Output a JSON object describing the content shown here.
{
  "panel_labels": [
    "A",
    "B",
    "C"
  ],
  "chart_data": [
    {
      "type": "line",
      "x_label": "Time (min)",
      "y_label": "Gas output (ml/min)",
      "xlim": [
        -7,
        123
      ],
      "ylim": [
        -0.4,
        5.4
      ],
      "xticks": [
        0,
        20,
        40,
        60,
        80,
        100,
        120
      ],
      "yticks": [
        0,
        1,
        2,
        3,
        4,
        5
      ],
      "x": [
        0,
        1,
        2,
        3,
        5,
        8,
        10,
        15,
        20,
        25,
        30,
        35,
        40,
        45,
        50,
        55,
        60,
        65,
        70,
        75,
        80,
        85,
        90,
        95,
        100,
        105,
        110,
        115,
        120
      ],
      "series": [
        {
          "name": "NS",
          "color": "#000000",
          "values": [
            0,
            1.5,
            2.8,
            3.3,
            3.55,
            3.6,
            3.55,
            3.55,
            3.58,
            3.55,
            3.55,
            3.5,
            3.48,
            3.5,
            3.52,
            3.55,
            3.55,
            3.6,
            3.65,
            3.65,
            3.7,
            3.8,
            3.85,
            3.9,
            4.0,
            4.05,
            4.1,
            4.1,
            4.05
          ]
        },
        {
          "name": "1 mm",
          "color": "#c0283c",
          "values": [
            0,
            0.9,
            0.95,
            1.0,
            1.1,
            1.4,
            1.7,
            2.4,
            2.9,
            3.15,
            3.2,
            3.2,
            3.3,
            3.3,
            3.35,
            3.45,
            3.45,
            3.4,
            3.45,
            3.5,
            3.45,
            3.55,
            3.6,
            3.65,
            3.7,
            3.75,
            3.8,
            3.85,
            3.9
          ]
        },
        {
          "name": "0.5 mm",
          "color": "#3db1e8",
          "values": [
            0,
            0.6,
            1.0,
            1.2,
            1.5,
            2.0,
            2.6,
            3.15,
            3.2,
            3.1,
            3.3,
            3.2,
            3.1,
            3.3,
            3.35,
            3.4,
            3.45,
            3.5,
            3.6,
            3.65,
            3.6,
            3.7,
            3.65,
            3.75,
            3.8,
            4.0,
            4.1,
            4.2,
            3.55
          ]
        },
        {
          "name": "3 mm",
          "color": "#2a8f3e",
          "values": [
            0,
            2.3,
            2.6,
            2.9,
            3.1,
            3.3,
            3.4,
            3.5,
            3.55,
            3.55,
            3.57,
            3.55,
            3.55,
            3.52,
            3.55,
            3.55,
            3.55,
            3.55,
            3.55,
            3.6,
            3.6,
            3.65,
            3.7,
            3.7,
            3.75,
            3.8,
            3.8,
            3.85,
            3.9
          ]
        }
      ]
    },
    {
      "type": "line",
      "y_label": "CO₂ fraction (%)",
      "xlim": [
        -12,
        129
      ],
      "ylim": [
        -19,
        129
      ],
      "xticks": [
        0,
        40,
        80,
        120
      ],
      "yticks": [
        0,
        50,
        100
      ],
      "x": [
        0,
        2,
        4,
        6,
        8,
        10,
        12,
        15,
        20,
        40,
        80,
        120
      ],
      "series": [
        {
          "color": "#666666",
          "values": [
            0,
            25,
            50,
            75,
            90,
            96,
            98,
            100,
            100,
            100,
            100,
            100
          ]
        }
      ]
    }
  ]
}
□ □ □
• _WRITTEN PROBLEM_
Write out every record verbatim.

• _ANSWER BELOW_
Output a JSON object describing the content shown here.
{
  "panel_labels": [
    "A",
    "B",
    "C"
  ],
  "chart_data": [
    {
      "type": "line",
      "x_label": "Time (min)",
      "y_label": "Gas output (ml/min)",
      "xlim": [
        -7,
        123
      ],
      "ylim": [
        -0.4,
        5.4
      ],
      "xticks": [
        0,
        20,
        40,
        60,
        80,
        100,
        120
      ],
      "yticks": [
        0,
        1,
        2,
        3,
        4,
        5
      ],
      "x": [
        0,
        1,
        2,
        3,
        5,
        8,
        10,
        15,
        20,
        25,
        30,
        35,
        40,
        45,
        50,
        55,
        60,
        65,
        70,
        75,
        80,
        85,
        90,
        95,
        100,
        105,
        110,
        115,
        120
      ],
      "series": [
        {
          "name": "NS",
          "color": "#000000",
          "values": [
            0,
            1.5,
            2.8,
            3.3,
            3.55,
            3.6,
            3.55,
            3.55,
            3.58,
            3.55,
            3.55,
            3.5,
            3.48,
            3.5,
            3.52,
            3.55,
            3.55,
            3.6,
            3.65,
            3.65,
            3.7,
            3.8,
            3.85,
            3.9,
            4.0,
            4.05,
            4.1,
            4.1,
            4.05
          ]
        },
        {
          "name": "1 mm",
          "color": "#c0283c",
          "values": [
            0,
            0.9,
            0.95,
            1.0,
            1.1,
            1.4,
            1.7,
            2.4,
            2.9,
            3.15,
            3.2,
            3.2,
            3.3,
            3.3,
            3.35,
            3.45,
            3.45,
            3.4,
            3.45,
            3.5,
            3.45,
            3.55,
            3.6,
            3.65,
            3.7,
            3.75,
            3.8,
            3.85,
            3.9
          ]
        },
        {
          "name": "0.5 mm",
          "color": "#3db1e8",
          "values": [
            0,
            0.6,
            1.0,
            1.2,
            1.5,
            2.0,
            2.6,
            3.15,
            3.2,
            3.1,
            3.3,
            3.2,
            3.1,
            3.3,
            3.35,
            3.4,
            3.45,
            3.5,
            3.6,
            3.65,
            3.6,
            3.7,
            3.65,
            3.75,
            3.8,
            4.0,
            4.1,
            4.2,
            3.55
          ]
        },
        {
          "name": "3 mm",
          "color": "#2a8f3e",
          "values": [
            0,
            2.3,
            2.6,
            2.9,
            3.1,
            3.3,
            3.4,
            3.5,
            3.55,
            3.55,
            3.57,
            3.55,
            3.55,
            3.52,
            3.55,
            3.55,
            3.55,
            3.55,
            3.55,
            3.6,
            3.6,
            3.65,
            3.7,
            3.7,
            3.75,
            3.8,
            3.8,
            3.85,
            3.9
          ]
        }
      ]
    },
    {
      "type": "line",
      "y_label": "CO₂ fraction (%)",
      "xlim": [
        -12,
        129
      ],
      "ylim": [
        -19,
        129
      ],
      "xticks": [
        0,
        40,
        80,
        120
      ],
      "yticks": [
        0,
        50,
        100
      ],
      "x": [
        0,
        2,
        4,
        6,
        8,
        10,
        12,
        15,
        20,
        40,
        80,
        120
      ],
      "series": [
        {
          "color": "#666666",
          "values": [
            0,
            25,
            50,
            75,
            90,
            96,
            98,
            100,
            100,
            100,
            100,
            100
          ]
        }
      ]
    }
  ]
}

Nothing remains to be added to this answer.